Take each line containing "series" and report it exactly as written.

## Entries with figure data
* BEGIN *
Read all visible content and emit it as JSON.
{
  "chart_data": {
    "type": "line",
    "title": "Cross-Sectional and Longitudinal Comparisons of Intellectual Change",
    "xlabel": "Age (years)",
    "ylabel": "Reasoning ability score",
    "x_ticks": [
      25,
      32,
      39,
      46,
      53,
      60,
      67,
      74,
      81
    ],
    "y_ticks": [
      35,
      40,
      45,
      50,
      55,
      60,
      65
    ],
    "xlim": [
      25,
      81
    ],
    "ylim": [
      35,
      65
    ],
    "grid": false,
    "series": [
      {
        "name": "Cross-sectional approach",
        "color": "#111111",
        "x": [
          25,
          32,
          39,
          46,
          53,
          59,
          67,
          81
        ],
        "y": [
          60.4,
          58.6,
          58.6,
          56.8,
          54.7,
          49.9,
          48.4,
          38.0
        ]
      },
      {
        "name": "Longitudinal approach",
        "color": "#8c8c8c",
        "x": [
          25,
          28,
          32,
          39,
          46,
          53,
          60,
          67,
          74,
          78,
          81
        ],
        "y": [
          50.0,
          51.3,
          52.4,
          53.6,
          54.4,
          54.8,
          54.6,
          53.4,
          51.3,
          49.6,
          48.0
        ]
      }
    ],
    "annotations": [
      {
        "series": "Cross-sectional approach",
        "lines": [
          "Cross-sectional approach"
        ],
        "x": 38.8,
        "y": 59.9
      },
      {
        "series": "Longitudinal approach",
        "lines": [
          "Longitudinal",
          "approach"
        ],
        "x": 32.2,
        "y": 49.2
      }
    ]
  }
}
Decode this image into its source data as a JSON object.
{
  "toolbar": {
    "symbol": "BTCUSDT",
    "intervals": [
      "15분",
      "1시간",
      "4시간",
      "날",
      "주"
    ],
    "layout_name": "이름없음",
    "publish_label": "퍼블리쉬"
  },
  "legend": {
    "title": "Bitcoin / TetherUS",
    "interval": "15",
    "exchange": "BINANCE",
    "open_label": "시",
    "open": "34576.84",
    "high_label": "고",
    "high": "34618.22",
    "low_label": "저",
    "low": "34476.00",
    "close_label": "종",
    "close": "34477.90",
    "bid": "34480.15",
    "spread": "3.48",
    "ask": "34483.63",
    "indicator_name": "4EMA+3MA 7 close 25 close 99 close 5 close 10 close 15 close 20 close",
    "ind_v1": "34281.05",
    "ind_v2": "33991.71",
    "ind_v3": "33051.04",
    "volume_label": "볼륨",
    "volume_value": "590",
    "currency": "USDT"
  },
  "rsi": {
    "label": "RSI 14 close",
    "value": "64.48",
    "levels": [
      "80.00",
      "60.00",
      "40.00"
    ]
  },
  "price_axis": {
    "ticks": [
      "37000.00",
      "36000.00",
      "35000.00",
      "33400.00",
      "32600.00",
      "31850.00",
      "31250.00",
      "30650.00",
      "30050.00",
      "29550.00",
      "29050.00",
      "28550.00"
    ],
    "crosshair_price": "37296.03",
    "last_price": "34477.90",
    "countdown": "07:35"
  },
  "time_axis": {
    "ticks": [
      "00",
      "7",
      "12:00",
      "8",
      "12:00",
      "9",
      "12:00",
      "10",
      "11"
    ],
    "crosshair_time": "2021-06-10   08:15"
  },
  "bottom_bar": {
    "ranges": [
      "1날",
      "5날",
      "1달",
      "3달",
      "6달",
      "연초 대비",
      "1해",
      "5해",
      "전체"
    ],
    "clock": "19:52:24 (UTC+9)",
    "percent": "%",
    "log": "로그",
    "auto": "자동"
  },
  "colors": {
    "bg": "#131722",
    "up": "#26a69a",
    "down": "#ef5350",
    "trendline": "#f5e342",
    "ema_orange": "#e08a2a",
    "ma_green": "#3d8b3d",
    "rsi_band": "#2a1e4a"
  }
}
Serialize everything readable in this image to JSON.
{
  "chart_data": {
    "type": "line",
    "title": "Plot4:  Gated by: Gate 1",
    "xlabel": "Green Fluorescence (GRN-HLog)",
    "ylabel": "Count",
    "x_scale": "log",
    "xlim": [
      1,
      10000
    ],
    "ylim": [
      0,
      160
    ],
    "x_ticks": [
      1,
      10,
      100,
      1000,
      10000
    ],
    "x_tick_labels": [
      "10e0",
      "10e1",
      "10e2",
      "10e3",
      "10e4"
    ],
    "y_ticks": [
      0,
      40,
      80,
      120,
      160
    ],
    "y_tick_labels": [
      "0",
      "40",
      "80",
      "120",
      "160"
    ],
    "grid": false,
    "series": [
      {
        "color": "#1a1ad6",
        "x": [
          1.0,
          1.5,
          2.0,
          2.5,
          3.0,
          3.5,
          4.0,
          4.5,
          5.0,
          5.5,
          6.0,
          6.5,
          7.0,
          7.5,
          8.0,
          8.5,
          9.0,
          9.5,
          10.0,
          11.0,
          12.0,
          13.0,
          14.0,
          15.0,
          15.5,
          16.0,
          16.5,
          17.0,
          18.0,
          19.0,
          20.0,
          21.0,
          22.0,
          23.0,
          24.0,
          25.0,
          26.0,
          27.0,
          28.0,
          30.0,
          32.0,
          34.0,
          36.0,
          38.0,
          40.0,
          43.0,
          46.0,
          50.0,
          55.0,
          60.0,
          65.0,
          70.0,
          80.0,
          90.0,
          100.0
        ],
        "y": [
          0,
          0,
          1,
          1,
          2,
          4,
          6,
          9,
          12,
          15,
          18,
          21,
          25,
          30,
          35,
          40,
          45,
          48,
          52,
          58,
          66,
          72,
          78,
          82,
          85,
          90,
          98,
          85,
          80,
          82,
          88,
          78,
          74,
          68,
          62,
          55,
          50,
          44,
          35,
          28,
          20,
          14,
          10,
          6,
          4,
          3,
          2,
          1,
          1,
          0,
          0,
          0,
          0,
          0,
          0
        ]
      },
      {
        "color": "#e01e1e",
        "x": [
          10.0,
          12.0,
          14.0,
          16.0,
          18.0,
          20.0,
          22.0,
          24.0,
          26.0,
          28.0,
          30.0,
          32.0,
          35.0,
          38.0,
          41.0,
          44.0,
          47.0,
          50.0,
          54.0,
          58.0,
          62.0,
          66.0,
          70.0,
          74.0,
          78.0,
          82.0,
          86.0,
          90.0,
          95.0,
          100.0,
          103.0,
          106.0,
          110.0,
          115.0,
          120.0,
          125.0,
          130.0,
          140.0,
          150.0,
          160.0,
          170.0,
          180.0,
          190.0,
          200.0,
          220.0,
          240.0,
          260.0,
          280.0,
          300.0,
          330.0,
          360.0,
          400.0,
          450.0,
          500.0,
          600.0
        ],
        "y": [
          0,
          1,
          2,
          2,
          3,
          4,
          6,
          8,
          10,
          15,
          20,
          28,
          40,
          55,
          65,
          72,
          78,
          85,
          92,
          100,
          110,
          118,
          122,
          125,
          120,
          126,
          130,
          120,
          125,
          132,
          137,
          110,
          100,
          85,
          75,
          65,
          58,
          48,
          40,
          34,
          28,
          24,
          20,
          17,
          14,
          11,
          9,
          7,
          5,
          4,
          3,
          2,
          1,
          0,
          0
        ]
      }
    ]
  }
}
* END *
## ANSWER TO THE TASK
    "series": [
        "series": "Cross-sectional approach",
        "series": "Longitudinal approach",
    "series": [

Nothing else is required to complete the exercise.